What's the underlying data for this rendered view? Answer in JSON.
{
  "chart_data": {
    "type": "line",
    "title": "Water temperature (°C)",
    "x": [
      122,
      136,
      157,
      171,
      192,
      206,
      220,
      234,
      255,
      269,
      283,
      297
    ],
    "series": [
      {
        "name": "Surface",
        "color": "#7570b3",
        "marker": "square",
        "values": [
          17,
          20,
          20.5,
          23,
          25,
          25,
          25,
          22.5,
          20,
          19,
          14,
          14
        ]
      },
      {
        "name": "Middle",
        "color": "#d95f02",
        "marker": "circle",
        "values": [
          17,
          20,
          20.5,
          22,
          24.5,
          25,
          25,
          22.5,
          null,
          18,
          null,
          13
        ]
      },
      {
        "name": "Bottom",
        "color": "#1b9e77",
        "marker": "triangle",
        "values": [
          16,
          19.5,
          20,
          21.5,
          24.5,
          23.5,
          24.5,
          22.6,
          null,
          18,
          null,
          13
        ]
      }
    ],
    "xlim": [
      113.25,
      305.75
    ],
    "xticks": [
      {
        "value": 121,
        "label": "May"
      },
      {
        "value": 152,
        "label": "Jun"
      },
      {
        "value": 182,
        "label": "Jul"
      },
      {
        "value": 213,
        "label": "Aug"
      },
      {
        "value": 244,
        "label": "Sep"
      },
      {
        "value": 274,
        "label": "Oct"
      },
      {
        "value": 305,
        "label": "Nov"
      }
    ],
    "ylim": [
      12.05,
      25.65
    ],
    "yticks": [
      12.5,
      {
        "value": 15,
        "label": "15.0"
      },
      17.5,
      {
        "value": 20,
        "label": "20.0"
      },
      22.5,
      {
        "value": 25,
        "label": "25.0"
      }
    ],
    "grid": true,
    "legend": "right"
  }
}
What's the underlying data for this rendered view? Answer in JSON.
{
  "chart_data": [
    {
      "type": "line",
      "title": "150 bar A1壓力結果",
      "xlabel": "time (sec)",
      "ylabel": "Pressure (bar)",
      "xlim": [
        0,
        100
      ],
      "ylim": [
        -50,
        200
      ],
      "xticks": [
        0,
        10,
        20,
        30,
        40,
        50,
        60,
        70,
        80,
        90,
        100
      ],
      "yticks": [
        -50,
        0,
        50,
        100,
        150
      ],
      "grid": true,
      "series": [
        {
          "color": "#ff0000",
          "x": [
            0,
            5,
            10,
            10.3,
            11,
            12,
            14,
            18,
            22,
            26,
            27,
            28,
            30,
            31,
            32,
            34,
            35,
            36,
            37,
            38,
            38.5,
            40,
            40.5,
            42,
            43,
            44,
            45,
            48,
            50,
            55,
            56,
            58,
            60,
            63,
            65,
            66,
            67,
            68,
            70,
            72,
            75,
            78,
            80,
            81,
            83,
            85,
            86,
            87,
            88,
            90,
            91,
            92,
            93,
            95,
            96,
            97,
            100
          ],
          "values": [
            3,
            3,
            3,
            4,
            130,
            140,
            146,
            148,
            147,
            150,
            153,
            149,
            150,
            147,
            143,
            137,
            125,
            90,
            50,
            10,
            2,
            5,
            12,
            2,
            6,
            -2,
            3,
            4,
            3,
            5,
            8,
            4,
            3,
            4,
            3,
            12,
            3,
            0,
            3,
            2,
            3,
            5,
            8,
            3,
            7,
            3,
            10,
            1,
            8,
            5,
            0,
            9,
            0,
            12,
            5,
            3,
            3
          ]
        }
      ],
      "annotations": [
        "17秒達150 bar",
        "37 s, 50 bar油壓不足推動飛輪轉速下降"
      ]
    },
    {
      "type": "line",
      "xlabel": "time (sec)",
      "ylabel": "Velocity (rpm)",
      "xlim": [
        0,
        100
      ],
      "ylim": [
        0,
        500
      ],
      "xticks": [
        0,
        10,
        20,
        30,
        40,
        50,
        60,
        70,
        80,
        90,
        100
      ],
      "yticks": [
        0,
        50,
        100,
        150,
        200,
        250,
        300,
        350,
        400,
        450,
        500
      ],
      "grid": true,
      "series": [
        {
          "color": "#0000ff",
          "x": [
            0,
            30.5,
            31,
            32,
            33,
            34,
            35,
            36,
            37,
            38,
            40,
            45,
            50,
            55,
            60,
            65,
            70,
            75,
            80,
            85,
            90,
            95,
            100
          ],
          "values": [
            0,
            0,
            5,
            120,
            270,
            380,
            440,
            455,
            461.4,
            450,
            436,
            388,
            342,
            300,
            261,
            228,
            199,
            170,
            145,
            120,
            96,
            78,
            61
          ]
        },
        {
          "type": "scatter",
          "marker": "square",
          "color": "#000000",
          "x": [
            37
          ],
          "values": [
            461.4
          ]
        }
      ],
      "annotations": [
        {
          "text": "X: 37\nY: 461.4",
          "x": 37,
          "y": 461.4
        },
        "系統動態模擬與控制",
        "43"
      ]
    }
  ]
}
* * * * * * *
● Goal of the exercise: Across the records, how many lines contain "marker"? Only the number should be given.

● The reply: 4